— Begin Extracted entries —
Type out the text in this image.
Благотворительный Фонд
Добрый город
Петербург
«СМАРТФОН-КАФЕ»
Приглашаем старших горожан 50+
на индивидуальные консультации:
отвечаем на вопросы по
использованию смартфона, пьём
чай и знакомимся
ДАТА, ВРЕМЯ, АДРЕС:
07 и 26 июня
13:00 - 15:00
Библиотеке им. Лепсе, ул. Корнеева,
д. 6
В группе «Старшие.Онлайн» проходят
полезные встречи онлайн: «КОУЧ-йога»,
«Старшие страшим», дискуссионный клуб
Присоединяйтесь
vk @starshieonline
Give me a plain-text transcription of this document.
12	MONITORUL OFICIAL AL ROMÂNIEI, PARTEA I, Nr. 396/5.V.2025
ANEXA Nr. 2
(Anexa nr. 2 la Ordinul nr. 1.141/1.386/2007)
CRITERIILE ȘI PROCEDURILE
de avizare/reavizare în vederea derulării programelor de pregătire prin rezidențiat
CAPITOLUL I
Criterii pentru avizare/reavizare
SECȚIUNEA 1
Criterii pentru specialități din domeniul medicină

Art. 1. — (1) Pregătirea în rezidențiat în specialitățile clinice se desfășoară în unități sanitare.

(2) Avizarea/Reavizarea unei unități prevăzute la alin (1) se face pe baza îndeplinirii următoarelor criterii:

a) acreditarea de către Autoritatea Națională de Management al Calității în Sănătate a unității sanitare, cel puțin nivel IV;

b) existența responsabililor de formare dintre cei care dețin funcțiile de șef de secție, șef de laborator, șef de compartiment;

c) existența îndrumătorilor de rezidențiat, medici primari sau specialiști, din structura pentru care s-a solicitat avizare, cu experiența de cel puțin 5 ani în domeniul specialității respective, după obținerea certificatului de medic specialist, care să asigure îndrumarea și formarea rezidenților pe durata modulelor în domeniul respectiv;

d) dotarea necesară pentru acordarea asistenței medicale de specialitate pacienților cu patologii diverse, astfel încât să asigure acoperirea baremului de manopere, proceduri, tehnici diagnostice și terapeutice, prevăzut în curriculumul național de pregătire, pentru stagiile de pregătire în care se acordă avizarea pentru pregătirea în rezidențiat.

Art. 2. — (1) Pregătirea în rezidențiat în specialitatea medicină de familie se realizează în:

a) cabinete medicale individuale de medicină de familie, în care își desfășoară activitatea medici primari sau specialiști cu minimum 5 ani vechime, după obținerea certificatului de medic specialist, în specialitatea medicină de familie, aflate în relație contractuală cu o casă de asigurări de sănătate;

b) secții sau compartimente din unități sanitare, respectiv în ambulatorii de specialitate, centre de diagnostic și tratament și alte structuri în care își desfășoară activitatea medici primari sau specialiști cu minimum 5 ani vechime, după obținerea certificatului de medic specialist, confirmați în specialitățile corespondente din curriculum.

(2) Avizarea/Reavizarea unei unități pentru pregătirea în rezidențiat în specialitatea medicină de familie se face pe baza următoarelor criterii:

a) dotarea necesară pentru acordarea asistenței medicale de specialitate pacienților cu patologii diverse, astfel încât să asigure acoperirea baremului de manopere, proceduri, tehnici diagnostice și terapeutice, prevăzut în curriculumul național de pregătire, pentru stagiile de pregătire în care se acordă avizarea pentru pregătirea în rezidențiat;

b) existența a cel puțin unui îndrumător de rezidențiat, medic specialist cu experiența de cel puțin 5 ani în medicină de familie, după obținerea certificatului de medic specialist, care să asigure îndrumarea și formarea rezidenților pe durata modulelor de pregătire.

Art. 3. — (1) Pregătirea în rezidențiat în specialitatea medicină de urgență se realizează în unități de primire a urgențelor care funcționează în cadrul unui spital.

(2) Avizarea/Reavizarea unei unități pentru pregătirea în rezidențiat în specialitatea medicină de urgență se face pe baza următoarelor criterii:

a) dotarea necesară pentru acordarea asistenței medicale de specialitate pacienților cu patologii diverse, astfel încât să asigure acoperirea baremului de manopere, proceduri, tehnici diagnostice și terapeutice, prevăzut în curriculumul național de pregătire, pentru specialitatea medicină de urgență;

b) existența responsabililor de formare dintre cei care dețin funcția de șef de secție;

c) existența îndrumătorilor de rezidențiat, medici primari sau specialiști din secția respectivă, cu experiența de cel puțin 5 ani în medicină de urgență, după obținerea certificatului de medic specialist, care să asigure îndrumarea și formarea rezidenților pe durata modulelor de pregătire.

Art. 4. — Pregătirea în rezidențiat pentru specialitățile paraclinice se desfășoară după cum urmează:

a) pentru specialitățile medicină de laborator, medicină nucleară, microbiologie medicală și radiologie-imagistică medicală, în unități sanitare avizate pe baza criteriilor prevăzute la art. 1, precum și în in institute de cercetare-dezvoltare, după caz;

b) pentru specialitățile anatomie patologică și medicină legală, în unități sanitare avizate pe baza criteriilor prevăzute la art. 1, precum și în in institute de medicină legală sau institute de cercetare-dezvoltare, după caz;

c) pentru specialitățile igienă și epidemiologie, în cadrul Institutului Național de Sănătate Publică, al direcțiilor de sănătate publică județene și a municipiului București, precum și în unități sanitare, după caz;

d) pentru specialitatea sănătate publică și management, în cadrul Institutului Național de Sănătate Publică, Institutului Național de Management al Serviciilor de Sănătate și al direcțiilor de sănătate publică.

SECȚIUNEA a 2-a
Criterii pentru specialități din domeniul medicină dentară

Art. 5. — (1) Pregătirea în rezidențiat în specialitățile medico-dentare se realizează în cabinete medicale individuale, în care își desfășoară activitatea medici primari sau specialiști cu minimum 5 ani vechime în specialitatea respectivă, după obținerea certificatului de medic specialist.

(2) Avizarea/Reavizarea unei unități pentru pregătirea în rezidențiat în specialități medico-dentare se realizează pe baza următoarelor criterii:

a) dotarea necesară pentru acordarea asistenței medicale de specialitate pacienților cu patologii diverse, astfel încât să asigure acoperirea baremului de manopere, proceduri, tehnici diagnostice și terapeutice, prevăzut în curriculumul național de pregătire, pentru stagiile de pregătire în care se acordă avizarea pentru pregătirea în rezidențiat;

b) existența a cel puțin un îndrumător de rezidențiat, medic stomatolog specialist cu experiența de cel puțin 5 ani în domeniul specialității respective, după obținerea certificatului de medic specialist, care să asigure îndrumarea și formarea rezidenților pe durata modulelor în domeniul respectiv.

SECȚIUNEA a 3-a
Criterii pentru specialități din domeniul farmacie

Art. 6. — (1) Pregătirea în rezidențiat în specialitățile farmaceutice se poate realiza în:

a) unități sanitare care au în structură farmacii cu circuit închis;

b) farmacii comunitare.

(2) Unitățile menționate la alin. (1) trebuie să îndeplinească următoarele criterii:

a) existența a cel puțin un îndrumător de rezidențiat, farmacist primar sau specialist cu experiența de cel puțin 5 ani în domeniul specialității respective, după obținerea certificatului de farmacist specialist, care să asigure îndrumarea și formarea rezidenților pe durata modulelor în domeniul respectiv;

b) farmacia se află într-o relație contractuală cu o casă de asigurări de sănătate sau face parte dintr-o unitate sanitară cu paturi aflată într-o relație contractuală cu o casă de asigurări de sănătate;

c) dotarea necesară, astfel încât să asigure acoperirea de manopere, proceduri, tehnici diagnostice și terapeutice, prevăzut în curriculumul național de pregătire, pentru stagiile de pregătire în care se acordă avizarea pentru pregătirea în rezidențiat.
— End Extracted entries —
What is required =>
Find the string "unei" in the entries above and return each line that holds it.

Result of the exercise =>
(2) Avizarea/Reavizarea unei unități prevăzute la alin (1) se face pe baza îndeplinirii următoarelor criterii:
(2) Avizarea/Reavizarea unei unități pentru pregătirea în rezidențiat în specialitatea medicină de familie se face pe baza următoarelor criterii:
(2) Avizarea/Reavizarea unei unități pentru pregătirea în rezidențiat în specialitatea medicină de urgență se face pe baza următoarelor criterii:
(2) Avizarea/Reavizarea unei unități pentru pregătirea în rezidențiat în specialități medico-dentare se realizează pe baza următoarelor criterii:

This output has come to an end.